In the data, find each line where the word "series" appears and list that line.

[Opening Records provided section]

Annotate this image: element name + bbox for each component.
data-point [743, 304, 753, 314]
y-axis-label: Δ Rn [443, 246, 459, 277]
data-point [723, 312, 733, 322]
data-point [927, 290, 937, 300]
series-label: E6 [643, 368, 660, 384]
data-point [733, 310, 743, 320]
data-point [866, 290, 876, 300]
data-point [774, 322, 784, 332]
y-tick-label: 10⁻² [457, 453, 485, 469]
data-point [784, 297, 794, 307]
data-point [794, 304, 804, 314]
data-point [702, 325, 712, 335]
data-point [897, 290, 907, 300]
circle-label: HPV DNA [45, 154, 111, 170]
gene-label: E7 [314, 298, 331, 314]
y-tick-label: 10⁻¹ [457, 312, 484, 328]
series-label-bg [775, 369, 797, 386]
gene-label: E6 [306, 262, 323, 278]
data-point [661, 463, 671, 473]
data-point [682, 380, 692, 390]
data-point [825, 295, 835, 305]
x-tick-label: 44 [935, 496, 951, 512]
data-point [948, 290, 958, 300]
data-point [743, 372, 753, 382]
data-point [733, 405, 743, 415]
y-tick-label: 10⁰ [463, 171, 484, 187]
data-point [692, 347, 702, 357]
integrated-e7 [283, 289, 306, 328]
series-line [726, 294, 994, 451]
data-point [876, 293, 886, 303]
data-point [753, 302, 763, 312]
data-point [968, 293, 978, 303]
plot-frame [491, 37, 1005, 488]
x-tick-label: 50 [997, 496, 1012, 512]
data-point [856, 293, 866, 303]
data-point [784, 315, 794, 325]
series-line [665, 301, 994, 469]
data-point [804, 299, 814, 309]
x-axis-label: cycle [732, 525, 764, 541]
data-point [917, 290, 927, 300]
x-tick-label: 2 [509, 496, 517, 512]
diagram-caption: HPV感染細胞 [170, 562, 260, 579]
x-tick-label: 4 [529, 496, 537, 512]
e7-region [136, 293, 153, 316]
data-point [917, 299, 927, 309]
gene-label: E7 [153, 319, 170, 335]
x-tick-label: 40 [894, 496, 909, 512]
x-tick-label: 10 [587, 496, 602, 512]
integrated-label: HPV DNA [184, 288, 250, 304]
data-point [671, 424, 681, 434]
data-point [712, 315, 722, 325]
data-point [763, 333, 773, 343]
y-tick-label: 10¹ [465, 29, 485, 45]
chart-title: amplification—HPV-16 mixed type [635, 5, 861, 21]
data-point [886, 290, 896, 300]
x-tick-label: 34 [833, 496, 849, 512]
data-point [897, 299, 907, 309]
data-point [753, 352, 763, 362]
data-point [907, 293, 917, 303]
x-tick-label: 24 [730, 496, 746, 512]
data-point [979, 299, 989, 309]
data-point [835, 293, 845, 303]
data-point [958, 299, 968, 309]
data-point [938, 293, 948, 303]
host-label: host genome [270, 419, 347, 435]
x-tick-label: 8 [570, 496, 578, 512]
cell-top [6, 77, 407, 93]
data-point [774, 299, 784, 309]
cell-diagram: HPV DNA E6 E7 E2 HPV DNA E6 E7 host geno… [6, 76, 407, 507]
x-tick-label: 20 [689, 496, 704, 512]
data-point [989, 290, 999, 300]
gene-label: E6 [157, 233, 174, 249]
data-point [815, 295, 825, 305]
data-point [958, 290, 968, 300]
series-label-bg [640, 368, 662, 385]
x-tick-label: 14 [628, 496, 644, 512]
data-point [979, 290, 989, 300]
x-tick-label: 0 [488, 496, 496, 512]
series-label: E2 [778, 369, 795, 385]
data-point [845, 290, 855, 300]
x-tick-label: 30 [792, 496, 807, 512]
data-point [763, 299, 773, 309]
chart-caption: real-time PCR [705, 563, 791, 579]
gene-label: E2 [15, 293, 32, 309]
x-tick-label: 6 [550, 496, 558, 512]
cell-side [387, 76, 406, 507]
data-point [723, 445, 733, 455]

[Closing Records provided section]

§ Expected output:
series-label: E6 [643, 368, 660, 384]
series-label-bg [775, 369, 797, 386]
series-line [726, 294, 994, 451]
series-line [665, 301, 994, 469]
series-label-bg [640, 368, 662, 385]
series-label: E2 [778, 369, 795, 385]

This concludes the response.